--- Instructions for the task ---
Of the lines in these entries, how many contain the string "occur"? Give the number and nothing else.

--- Source data ---

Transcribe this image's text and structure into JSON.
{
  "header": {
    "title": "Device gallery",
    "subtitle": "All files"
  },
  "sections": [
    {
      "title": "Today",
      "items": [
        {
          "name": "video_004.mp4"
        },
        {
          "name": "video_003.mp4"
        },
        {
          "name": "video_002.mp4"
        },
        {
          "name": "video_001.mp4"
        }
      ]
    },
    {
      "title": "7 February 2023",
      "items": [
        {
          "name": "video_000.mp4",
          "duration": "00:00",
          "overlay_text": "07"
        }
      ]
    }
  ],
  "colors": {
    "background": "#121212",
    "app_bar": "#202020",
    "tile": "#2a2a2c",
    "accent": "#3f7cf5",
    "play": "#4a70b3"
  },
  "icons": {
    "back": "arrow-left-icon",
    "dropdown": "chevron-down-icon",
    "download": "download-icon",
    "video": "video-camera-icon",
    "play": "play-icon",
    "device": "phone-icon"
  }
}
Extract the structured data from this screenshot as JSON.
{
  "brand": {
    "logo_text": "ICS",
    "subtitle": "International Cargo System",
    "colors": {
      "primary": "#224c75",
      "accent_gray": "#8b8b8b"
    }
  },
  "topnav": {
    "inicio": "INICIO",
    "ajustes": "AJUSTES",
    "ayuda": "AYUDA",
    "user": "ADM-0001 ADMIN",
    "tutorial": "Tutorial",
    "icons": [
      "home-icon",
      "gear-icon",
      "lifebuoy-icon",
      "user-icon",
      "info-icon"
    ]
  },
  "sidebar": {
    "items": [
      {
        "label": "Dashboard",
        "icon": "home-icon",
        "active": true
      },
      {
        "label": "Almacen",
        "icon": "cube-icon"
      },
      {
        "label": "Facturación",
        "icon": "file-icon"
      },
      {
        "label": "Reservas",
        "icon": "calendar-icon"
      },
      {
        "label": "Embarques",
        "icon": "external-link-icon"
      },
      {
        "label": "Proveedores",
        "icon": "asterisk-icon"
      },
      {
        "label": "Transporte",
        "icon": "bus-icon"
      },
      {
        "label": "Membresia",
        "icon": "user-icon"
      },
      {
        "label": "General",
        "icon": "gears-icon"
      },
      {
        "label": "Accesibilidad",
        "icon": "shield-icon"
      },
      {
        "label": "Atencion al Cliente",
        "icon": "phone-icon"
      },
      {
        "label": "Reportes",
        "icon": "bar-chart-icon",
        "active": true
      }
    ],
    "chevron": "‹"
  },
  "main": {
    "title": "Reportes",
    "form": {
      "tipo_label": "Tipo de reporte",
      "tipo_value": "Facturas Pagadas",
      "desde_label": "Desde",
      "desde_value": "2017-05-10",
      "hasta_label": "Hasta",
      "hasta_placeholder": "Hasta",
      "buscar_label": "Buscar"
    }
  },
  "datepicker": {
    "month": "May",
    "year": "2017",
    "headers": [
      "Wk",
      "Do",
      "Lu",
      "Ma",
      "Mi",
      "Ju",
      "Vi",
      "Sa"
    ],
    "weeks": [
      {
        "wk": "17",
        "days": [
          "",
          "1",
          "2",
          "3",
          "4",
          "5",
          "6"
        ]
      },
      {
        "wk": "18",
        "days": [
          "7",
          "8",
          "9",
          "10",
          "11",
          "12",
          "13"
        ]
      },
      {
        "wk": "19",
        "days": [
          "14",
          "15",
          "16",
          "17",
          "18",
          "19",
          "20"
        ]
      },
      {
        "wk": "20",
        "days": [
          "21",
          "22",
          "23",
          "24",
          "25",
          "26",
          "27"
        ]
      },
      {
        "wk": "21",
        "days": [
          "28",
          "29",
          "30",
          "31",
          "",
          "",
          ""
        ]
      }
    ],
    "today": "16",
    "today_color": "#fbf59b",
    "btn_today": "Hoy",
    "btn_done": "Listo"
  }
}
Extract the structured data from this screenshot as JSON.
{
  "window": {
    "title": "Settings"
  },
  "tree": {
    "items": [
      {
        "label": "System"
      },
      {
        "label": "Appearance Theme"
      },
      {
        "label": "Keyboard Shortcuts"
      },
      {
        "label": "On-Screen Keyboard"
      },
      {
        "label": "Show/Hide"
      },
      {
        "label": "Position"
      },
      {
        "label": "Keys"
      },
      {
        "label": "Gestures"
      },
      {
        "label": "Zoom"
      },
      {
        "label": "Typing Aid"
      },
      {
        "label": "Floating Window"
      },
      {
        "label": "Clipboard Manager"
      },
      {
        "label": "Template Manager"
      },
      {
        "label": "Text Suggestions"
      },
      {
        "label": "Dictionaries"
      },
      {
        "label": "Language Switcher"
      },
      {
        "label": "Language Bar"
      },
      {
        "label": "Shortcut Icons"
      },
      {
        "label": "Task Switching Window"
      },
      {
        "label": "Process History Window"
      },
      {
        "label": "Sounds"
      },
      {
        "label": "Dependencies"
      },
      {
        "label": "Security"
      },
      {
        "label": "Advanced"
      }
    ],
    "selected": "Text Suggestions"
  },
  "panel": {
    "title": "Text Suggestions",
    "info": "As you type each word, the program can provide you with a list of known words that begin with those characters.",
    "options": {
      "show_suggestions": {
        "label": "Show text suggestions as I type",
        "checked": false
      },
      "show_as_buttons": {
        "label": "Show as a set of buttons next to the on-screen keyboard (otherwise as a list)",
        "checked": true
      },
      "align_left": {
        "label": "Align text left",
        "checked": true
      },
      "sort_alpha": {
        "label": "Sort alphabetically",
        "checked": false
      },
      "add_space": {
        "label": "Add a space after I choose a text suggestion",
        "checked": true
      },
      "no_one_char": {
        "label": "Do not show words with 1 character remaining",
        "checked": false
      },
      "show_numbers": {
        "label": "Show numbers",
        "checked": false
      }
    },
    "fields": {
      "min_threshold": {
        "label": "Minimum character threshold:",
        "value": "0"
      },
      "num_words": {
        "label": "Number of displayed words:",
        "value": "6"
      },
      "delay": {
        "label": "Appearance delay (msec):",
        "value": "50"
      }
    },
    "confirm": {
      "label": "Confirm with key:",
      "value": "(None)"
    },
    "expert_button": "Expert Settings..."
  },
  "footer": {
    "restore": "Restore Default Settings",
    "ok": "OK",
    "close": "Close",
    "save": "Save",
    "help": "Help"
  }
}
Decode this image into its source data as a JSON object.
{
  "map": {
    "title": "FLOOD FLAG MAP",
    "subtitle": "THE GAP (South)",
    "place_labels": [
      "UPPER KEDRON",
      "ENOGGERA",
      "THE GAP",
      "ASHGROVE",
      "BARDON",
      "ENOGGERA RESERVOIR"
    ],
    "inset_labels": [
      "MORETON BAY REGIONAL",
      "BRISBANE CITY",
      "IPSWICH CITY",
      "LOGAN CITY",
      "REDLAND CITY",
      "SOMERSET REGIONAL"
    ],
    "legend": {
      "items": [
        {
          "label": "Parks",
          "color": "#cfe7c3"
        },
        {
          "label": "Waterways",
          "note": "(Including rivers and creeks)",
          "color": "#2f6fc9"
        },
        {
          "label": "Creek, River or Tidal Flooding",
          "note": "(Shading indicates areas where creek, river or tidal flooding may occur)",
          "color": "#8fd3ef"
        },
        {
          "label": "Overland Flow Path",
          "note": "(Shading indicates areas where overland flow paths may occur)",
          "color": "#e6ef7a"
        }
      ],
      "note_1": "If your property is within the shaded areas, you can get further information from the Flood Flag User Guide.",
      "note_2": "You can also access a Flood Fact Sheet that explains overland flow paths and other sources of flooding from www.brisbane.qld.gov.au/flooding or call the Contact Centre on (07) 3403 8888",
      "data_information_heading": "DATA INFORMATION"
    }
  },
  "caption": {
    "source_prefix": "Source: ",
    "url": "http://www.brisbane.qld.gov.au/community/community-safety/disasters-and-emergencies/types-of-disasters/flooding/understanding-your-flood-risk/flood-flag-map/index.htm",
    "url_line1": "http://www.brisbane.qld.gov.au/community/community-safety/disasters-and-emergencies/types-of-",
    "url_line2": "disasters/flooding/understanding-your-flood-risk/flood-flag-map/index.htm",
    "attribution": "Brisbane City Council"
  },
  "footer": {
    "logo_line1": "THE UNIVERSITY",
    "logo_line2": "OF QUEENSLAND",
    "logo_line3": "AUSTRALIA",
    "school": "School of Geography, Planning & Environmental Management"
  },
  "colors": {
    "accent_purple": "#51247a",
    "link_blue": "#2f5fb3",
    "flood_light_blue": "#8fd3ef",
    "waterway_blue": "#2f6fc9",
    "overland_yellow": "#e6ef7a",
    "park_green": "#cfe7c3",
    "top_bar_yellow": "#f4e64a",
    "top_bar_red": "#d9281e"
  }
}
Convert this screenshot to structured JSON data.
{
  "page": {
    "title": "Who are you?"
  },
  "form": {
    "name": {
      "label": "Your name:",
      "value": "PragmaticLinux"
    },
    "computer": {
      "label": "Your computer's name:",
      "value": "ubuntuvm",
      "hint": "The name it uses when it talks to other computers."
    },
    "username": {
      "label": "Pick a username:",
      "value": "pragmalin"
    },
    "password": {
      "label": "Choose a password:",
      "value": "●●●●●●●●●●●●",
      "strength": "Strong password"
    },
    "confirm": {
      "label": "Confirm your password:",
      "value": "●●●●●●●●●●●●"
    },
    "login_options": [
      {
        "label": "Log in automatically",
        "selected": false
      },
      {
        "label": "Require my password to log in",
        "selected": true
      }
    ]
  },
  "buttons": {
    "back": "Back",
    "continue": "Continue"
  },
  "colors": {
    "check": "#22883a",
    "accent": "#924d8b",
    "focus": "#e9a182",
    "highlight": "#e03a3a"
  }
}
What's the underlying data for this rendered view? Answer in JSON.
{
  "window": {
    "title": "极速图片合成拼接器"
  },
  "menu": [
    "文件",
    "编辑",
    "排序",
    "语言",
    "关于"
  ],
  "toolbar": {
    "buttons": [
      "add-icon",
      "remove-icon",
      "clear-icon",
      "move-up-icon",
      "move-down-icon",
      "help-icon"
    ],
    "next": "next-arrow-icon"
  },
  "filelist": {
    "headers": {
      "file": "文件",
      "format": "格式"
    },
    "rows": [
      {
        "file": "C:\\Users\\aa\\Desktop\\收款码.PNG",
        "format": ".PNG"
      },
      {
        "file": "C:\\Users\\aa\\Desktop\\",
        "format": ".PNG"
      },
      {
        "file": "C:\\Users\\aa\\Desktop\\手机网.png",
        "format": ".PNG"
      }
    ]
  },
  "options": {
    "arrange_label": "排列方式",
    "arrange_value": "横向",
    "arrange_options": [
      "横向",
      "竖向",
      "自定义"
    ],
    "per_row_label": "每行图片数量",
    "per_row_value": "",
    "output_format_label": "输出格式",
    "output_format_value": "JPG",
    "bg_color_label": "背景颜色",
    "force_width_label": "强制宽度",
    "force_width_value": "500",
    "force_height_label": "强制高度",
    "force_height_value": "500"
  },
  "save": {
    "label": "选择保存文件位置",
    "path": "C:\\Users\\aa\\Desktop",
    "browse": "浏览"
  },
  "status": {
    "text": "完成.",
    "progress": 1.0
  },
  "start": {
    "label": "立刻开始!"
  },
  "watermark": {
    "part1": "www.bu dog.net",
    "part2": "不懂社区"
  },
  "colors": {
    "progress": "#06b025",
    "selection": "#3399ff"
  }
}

--- Answer to this exercise ---
2